Text excerpt —
— Begin —

They say the more things change, the more they stay the same.
You may remember several weeks ago when a large brush fire originated from the site of Geosam Capital’s Coastal Woods mega-development in New Smyrna. The blaze spread from a pile of burning debris from clear-cut land clearing operations, closing traffic and commerce on Interstate 95 for nearly 18-hours.
In total, the 844-acre Coastal Woods development will include some 1,400 homes and commercial areas situated along State Road 44.
According to the News-Journal, St. John’s River Water Management District documents show that nearly half the site was wetlands.
In recent days, citizens living in the area have reported billowing clouds of dust rising from the moonscape where environmentally sensitive pine scrub and wildlife habitat once stood. The powdery dirt is carried on the breeze to surrounding residential areas and has covered everything in its path – cars, pools, homes and people – in a fine patina of filth.
Now, we have learned that the clearing and other work in three separate sections of the Coastal Woods subdivision was conducted without proper environmental permits.

— End —

Material supplied —
— Begin —

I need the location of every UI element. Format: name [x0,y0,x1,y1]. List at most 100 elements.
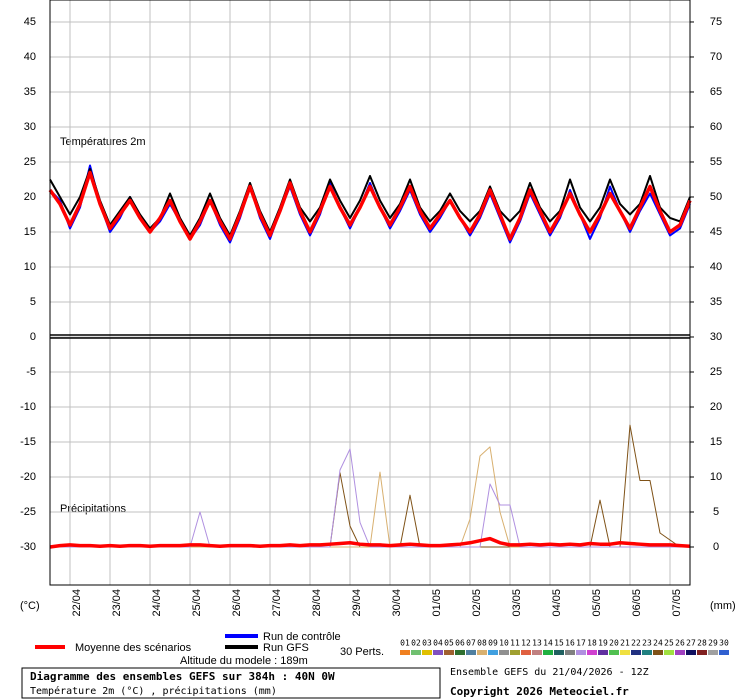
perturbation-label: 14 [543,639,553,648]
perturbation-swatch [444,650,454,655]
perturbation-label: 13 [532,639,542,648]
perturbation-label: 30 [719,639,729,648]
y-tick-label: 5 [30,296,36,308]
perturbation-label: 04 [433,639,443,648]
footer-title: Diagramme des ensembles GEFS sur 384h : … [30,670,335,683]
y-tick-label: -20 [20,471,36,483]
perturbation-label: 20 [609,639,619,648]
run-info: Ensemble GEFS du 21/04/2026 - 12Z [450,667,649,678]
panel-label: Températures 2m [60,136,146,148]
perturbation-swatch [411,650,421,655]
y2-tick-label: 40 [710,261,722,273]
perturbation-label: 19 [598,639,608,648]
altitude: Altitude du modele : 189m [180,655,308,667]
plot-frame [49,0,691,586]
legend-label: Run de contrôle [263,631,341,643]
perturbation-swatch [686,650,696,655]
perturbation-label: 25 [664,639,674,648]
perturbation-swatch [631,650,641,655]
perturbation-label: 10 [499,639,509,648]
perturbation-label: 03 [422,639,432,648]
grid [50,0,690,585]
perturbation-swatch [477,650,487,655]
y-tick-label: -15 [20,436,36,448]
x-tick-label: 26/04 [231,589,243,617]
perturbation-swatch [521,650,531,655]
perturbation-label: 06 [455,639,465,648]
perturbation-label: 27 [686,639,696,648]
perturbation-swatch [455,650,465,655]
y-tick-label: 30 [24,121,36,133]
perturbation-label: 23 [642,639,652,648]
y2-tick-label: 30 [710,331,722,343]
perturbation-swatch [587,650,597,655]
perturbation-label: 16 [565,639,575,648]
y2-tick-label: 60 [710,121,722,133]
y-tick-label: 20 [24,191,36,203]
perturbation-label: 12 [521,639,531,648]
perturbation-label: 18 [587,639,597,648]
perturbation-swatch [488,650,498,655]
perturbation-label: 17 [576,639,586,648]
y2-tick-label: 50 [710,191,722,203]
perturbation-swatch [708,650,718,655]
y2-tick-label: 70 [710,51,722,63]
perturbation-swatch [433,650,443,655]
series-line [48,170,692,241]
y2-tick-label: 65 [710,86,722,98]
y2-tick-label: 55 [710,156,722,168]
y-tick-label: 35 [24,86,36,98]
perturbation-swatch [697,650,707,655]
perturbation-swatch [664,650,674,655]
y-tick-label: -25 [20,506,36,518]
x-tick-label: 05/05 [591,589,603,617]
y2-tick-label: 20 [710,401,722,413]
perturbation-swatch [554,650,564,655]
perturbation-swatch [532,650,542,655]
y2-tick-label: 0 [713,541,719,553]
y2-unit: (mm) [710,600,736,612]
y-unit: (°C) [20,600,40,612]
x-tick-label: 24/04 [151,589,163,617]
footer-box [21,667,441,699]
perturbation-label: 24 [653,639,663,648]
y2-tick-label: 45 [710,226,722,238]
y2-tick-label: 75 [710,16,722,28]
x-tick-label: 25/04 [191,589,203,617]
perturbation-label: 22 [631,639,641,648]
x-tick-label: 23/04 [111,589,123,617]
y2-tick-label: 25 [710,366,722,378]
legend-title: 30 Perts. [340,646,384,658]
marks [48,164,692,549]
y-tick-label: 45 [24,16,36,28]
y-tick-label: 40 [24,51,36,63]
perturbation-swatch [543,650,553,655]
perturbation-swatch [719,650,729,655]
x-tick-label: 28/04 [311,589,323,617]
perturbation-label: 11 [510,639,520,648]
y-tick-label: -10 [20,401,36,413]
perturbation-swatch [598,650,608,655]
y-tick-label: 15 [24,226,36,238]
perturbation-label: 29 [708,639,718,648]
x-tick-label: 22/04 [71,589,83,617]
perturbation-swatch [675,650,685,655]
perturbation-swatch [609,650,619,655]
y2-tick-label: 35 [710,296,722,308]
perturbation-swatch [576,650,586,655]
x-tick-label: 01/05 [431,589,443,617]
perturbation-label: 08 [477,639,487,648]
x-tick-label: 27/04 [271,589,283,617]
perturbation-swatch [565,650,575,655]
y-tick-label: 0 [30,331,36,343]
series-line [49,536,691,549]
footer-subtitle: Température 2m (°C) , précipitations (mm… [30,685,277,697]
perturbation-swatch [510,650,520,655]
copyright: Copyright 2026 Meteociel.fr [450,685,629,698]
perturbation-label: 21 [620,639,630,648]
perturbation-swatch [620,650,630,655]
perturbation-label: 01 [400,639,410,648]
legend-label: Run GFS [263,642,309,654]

— End —

Problem set —
A. How many homes does the passage on the Coastal Woods development say the project will include?
B. Carry on writing the passage about the Coastal Woods development from its final sentence.
The records come from a separate source and have no connection to the text.

Outputs in order —
A. Some 1,400 homes.

B.
You read that right.
According to the Daytona Beach News-Journal’s environmental reporter Dinah Voyles Pulver – whose work on the Debacle in Debary should have won her the Pulitzer Prize in investigative reporting – the St. John’s River Water Management District (the regulatory agency that protects and preserves our drinking water supply) has been begging Geosam since February to file conservation easements for wetland impacts on two already completed sections of the project.
According to the News-Journal, during a site inspection in March, district officials determined that another parcel had also been “entirely cleared and grubbed, and was being graded” with the required permit application still incomplete.
At that time, the SJRWMD compliance coordinator, William Charlie, “recommended” that Geosam cease construction operations on that site.
Jesus – let’s not go crazy here. I mean, the district went so far as to “recommend” work should be stopped until permits are issues?
Wow. Our environmental watchdogs don’t mess around when speculative developers rape the land, destroy wetlands and uplands, then leave a dusty gash in the earth, do they?
What a sick joke. . .
Then, inexplicably, the SJRWMD issued Geosam Capital a permit for Coastal Woods Unit C just last week?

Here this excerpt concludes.